**To be done**. Exactly repeat the full listing that follows.

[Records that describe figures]
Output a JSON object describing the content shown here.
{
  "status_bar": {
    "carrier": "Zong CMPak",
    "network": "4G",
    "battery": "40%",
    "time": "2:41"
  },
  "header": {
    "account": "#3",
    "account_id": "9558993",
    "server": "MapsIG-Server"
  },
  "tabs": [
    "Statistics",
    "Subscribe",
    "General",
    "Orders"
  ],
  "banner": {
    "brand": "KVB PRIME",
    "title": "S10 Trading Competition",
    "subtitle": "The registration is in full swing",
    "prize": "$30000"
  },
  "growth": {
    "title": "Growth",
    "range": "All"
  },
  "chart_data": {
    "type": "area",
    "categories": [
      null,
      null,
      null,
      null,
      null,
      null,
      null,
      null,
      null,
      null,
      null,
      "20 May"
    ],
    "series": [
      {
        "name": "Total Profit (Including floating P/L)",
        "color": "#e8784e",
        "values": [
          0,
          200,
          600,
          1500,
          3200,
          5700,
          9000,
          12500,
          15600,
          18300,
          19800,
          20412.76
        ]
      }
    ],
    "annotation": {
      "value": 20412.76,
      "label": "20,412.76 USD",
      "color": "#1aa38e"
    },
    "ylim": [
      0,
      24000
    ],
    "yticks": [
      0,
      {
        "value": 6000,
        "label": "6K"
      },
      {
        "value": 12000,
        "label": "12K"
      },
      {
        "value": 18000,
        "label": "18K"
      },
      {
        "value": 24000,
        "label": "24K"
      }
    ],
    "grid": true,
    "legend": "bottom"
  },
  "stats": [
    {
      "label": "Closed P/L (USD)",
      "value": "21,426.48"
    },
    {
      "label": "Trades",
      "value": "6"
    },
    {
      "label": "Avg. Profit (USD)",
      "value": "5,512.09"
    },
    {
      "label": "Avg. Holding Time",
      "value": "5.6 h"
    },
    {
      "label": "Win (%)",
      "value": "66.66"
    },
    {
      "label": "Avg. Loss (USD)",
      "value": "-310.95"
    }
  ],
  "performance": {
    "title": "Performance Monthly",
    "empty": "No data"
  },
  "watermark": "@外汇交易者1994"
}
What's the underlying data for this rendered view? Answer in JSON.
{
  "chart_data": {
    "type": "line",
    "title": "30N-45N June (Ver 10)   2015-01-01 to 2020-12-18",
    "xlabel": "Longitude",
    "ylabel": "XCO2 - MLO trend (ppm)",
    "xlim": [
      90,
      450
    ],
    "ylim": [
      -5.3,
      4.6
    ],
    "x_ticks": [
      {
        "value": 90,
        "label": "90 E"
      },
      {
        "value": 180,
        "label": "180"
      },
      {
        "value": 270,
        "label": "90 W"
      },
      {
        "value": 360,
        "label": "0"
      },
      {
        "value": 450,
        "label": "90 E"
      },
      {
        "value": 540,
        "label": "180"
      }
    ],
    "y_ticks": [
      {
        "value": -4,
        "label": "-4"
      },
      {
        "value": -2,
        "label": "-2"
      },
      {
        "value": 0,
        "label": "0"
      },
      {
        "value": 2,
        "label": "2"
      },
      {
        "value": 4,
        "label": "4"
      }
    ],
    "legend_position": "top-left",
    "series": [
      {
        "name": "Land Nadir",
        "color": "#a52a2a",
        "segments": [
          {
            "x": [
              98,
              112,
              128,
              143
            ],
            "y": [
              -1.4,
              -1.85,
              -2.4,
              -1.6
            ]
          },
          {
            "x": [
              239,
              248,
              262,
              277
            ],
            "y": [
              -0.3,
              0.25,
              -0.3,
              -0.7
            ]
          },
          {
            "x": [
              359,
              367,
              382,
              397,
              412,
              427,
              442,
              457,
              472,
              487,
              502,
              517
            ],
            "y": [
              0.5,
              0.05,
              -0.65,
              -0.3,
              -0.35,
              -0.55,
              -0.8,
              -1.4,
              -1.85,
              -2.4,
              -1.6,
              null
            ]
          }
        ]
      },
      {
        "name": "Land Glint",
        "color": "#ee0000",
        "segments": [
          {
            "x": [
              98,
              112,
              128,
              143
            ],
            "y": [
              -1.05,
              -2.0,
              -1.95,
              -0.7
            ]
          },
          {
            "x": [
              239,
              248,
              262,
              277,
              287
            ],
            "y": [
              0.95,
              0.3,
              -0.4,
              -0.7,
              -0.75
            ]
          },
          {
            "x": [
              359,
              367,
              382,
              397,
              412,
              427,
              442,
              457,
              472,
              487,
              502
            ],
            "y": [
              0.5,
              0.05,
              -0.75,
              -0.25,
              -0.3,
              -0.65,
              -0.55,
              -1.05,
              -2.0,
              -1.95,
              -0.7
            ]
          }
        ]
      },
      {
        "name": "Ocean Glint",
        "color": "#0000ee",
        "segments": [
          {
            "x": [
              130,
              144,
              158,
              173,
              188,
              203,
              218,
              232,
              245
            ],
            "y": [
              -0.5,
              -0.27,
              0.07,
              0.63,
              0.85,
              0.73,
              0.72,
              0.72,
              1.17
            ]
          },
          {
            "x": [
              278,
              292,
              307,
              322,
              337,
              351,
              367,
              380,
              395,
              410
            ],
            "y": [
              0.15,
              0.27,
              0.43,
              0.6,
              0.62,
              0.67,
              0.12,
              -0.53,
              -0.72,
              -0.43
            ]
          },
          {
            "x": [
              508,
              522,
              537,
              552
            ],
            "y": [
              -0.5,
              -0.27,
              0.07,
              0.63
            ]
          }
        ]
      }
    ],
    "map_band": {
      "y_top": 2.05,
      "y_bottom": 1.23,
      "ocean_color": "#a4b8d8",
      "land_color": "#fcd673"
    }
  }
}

**Solution for this problem**.
Output a JSON object describing the content shown here.
{
  "status_bar": {
    "carrier": "Zong CMPak",
    "network": "4G",
    "battery": "40%",
    "time": "2:41"
  },
  "header": {
    "account": "#3",
    "account_id": "9558993",
    "server": "MapsIG-Server"
  },
  "tabs": [
    "Statistics",
    "Subscribe",
    "General",
    "Orders"
  ],
  "banner": {
    "brand": "KVB PRIME",
    "title": "S10 Trading Competition",
    "subtitle": "The registration is in full swing",
    "prize": "$30000"
  },
  "growth": {
    "title": "Growth",
    "range": "All"
  },
  "chart_data": {
    "type": "area",
    "categories": [
      null,
      null,
      null,
      null,
      null,
      null,
      null,
      null,
      null,
      null,
      null,
      "20 May"
    ],
    "series": [
      {
        "name": "Total Profit (Including floating P/L)",
        "color": "#e8784e",
        "values": [
          0,
          200,
          600,
          1500,
          3200,
          5700,
          9000,
          12500,
          15600,
          18300,
          19800,
          20412.76
        ]
      }
    ],
    "annotation": {
      "value": 20412.76,
      "label": "20,412.76 USD",
      "color": "#1aa38e"
    },
    "ylim": [
      0,
      24000
    ],
    "yticks": [
      0,
      {
        "value": 6000,
        "label": "6K"
      },
      {
        "value": 12000,
        "label": "12K"
      },
      {
        "value": 18000,
        "label": "18K"
      },
      {
        "value": 24000,
        "label": "24K"
      }
    ],
    "grid": true,
    "legend": "bottom"
  },
  "stats": [
    {
      "label": "Closed P/L (USD)",
      "value": "21,426.48"
    },
    {
      "label": "Trades",
      "value": "6"
    },
    {
      "label": "Avg. Profit (USD)",
      "value": "5,512.09"
    },
    {
      "label": "Avg. Holding Time",
      "value": "5.6 h"
    },
    {
      "label": "Win (%)",
      "value": "66.66"
    },
    {
      "label": "Avg. Loss (USD)",
      "value": "-310.95"
    }
  ],
  "performance": {
    "title": "Performance Monthly",
    "empty": "No data"
  },
  "watermark": "@外汇交易者1994"
}
What's the underlying data for this rendered view? Answer in JSON.
{
  "chart_data": {
    "type": "line",
    "title": "30N-45N June (Ver 10)   2015-01-01 to 2020-12-18",
    "xlabel": "Longitude",
    "ylabel": "XCO2 - MLO trend (ppm)",
    "xlim": [
      90,
      450
    ],
    "ylim": [
      -5.3,
      4.6
    ],
    "x_ticks": [
      {
        "value": 90,
        "label": "90 E"
      },
      {
        "value": 180,
        "label": "180"
      },
      {
        "value": 270,
        "label": "90 W"
      },
      {
        "value": 360,
        "label": "0"
      },
      {
        "value": 450,
        "label": "90 E"
      },
      {
        "value": 540,
        "label": "180"
      }
    ],
    "y_ticks": [
      {
        "value": -4,
        "label": "-4"
      },
      {
        "value": -2,
        "label": "-2"
      },
      {
        "value": 0,
        "label": "0"
      },
      {
        "value": 2,
        "label": "2"
      },
      {
        "value": 4,
        "label": "4"
      }
    ],
    "legend_position": "top-left",
    "series": [
      {
        "name": "Land Nadir",
        "color": "#a52a2a",
        "segments": [
          {
            "x": [
              98,
              112,
              128,
              143
            ],
            "y": [
              -1.4,
              -1.85,
              -2.4,
              -1.6
            ]
          },
          {
            "x": [
              239,
              248,
              262,
              277
            ],
            "y": [
              -0.3,
              0.25,
              -0.3,
              -0.7
            ]
          },
          {
            "x": [
              359,
              367,
              382,
              397,
              412,
              427,
              442,
              457,
              472,
              487,
              502,
              517
            ],
            "y": [
              0.5,
              0.05,
              -0.65,
              -0.3,
              -0.35,
              -0.55,
              -0.8,
              -1.4,
              -1.85,
              -2.4,
              -1.6,
              null
            ]
          }
        ]
      },
      {
        "name": "Land Glint",
        "color": "#ee0000",
        "segments": [
          {
            "x": [
              98,
              112,
              128,
              143
            ],
            "y": [
              -1.05,
              -2.0,
              -1.95,
              -0.7
            ]
          },
          {
            "x": [
              239,
              248,
              262,
              277,
              287
            ],
            "y": [
              0.95,
              0.3,
              -0.4,
              -0.7,
              -0.75
            ]
          },
          {
            "x": [
              359,
              367,
              382,
              397,
              412,
              427,
              442,
              457,
              472,
              487,
              502
            ],
            "y": [
              0.5,
              0.05,
              -0.75,
              -0.25,
              -0.3,
              -0.65,
              -0.55,
              -1.05,
              -2.0,
              -1.95,
              -0.7
            ]
          }
        ]
      },
      {
        "name": "Ocean Glint",
        "color": "#0000ee",
        "segments": [
          {
            "x": [
              130,
              144,
              158,
              173,
              188,
              203,
              218,
              232,
              245
            ],
            "y": [
              -0.5,
              -0.27,
              0.07,
              0.63,
              0.85,
              0.73,
              0.72,
              0.72,
              1.17
            ]
          },
          {
            "x": [
              278,
              292,
              307,
              322,
              337,
              351,
              367,
              380,
              395,
              410
            ],
            "y": [
              0.15,
              0.27,
              0.43,
              0.6,
              0.62,
              0.67,
              0.12,
              -0.53,
              -0.72,
              -0.43
            ]
          },
          {
            "x": [
              508,
              522,
              537,
              552
            ],
            "y": [
              -0.5,
              -0.27,
              0.07,
              0.63
            ]
          }
        ]
      }
    ],
    "map_band": {
      "y_top": 2.05,
      "y_bottom": 1.23,
      "ocean_color": "#a4b8d8",
      "land_color": "#fcd673"
    }
  }
}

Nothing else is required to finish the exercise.